AIM:
Quote, verbatim, all material below, without pictures.

RECORD EXCERPTS:
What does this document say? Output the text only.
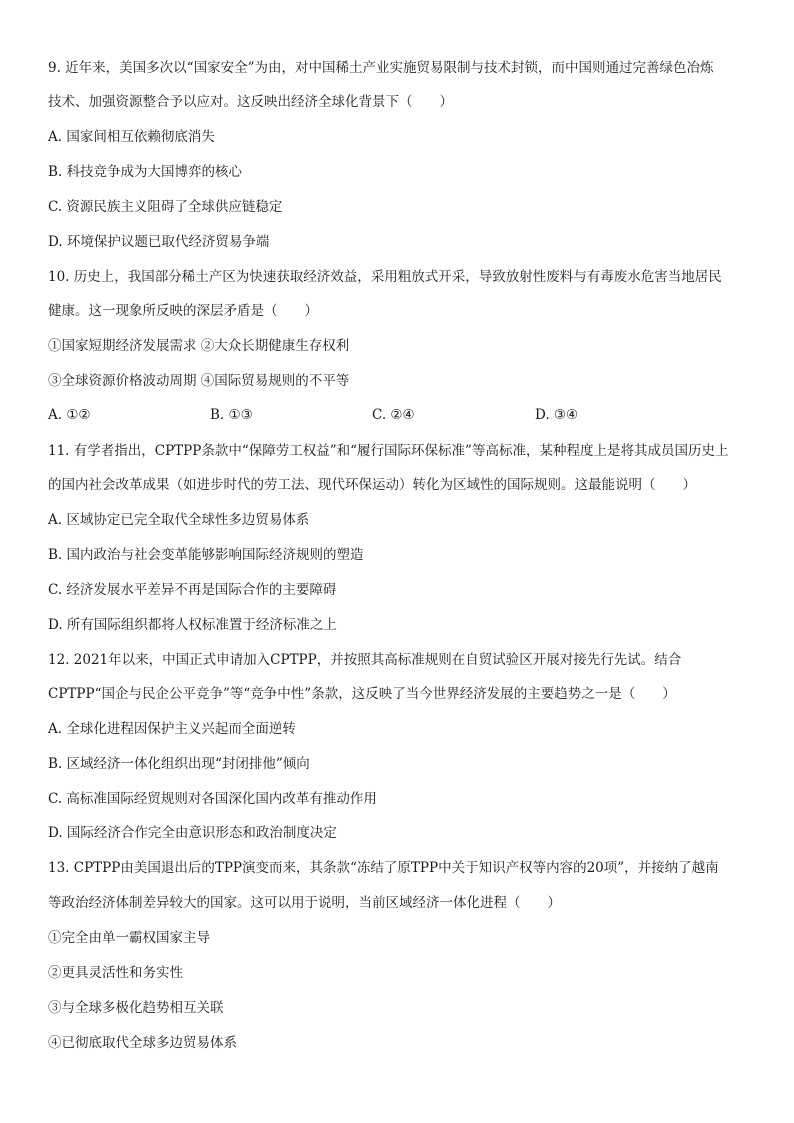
9. 近年来，美国多次以“国家安全”为由，对中国稀土产业实施贸易限制与技术封锁，而中国则通过完善绿色冶炼
技术、加强资源整合予以应对。这反映出经济全球化背景下（　　）
A. 国家间相互依赖彻底消失
B. 科技竞争成为大国博弈的核心
C. 资源民族主义阻碍了全球供应链稳定
D. 环境保护议题已取代经济贸易争端
10. 历史上，我国部分稀土产区为快速获取经济效益，采用粗放式开采，导致放射性废料与有毒废水危害当地居民
健康。这一现象所反映的深层矛盾是（　　）
①国家短期经济发展需求 ②大众长期健康生存权利
③全球资源价格波动周期 ④国际贸易规则的不平等
A. ①②	B. ①③	C. ②④	D. ③④
11. 有学者指出，CPTPP条款中“保障劳工权益”和“履行国际环保标准”等高标准，某种程度上是将其成员国历史上
的国内社会改革成果（如进步时代的劳工法、现代环保运动）转化为区域性的国际规则。这最能说明（　　）
A. 区域协定已完全取代全球性多边贸易体系
B. 国内政治与社会变革能够影响国际经济规则的塑造
C. 经济发展水平差异不再是国际合作的主要障碍
D. 所有国际组织都将人权标准置于经济标准之上
12. 2021年以来，中国正式申请加入CPTPP，并按照其高标准规则在自贸试验区开展对接先行先试。结合
CPTPP“国企与民企公平竞争”等“竞争中性”条款，这反映了当今世界经济发展的主要趋势之一是（　　）
A. 全球化进程因保护主义兴起而全面逆转
B. 区域经济一体化组织出现“封闭排他”倾向
C. 高标准国际经贸规则对各国深化国内改革有推动作用
D. 国际经济合作完全由意识形态和政治制度决定
13. CPTPP由美国退出后的TPP演变而来，其条款“冻结了原TPP中关于知识产权等内容的20项”，并接纳了越南
等政治经济体制差异较大的国家。这可以用于说明，当前区域经济一体化进程（　　）
①完全由单一霸权国家主导
②更具灵活性和务实性
③与全球多极化趋势相互关联
④已彻底取代全球多边贸易体系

RESULT OF THIS EXERCISE:
What does this document say? Output the text only.
9. 近年来，美国多次以“国家安全”为由，对中国稀土产业实施贸易限制与技术封锁，而中国则通过完善绿色冶炼
技术、加强资源整合予以应对。这反映出经济全球化背景下（　　）
A. 国家间相互依赖彻底消失
B. 科技竞争成为大国博弈的核心
C. 资源民族主义阻碍了全球供应链稳定
D. 环境保护议题已取代经济贸易争端
10. 历史上，我国部分稀土产区为快速获取经济效益，采用粗放式开采，导致放射性废料与有毒废水危害当地居民
健康。这一现象所反映的深层矛盾是（　　）
①国家短期经济发展需求 ②大众长期健康生存权利
③全球资源价格波动周期 ④国际贸易规则的不平等
A. ①②	B. ①③	C. ②④	D. ③④
11. 有学者指出，CPTPP条款中“保障劳工权益”和“履行国际环保标准”等高标准，某种程度上是将其成员国历史上
的国内社会改革成果（如进步时代的劳工法、现代环保运动）转化为区域性的国际规则。这最能说明（　　）
A. 区域协定已完全取代全球性多边贸易体系
B. 国内政治与社会变革能够影响国际经济规则的塑造
C. 经济发展水平差异不再是国际合作的主要障碍
D. 所有国际组织都将人权标准置于经济标准之上
12. 2021年以来，中国正式申请加入CPTPP，并按照其高标准规则在自贸试验区开展对接先行先试。结合
CPTPP“国企与民企公平竞争”等“竞争中性”条款，这反映了当今世界经济发展的主要趋势之一是（　　）
A. 全球化进程因保护主义兴起而全面逆转
B. 区域经济一体化组织出现“封闭排他”倾向
C. 高标准国际经贸规则对各国深化国内改革有推动作用
D. 国际经济合作完全由意识形态和政治制度决定
13. CPTPP由美国退出后的TPP演变而来，其条款“冻结了原TPP中关于知识产权等内容的20项”，并接纳了越南
等政治经济体制差异较大的国家。这可以用于说明，当前区域经济一体化进程（　　）
①完全由单一霸权国家主导
②更具灵活性和务实性
③与全球多极化趋势相互关联
④已彻底取代全球多边贸易体系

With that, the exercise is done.